■ Aim of the exercise
Go through the material below and copy each line where the word "right" appears.

■ Input for this task
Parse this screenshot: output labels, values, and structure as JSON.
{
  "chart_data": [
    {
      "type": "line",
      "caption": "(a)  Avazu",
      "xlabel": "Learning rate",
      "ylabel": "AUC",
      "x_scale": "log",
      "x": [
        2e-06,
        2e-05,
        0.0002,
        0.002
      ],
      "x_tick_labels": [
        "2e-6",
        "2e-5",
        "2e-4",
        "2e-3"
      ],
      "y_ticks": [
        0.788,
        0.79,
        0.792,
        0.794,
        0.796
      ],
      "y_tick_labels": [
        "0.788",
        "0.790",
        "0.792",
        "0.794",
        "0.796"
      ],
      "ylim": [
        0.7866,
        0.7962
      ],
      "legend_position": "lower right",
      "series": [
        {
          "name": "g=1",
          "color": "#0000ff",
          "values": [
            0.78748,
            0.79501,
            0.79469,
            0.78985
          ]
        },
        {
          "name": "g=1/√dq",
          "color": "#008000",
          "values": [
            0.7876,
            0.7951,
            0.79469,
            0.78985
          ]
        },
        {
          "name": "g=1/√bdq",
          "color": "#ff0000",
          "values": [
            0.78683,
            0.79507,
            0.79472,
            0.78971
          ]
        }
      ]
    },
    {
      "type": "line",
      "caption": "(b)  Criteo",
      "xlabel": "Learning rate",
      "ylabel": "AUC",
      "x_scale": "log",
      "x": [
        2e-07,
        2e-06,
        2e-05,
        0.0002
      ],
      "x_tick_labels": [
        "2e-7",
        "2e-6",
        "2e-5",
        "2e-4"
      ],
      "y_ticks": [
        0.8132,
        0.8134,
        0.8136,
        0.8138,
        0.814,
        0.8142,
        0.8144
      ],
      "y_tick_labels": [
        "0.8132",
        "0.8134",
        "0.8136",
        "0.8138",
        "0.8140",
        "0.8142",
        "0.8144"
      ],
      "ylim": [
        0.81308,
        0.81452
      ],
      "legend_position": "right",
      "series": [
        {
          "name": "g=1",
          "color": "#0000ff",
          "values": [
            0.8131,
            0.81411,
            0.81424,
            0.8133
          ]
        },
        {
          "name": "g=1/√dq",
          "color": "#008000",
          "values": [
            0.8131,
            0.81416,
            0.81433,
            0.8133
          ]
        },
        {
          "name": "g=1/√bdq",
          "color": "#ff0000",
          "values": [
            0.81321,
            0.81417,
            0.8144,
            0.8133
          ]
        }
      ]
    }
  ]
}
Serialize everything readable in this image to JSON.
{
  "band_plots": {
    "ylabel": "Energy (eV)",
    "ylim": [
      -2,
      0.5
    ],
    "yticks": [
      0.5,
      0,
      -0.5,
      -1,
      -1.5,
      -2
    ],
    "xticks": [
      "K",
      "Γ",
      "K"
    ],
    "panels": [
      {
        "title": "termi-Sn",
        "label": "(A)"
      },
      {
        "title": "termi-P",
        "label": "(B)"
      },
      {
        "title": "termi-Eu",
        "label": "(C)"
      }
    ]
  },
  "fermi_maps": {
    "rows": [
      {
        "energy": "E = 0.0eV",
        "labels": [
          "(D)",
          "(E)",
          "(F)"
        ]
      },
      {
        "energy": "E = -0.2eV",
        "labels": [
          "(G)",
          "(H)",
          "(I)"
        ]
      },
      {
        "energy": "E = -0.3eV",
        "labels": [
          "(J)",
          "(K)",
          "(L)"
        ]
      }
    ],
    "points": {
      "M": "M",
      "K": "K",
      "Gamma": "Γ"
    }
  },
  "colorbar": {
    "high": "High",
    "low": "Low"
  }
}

■ Response to this task
      "legend_position": "lower right",
      "legend_position": "right",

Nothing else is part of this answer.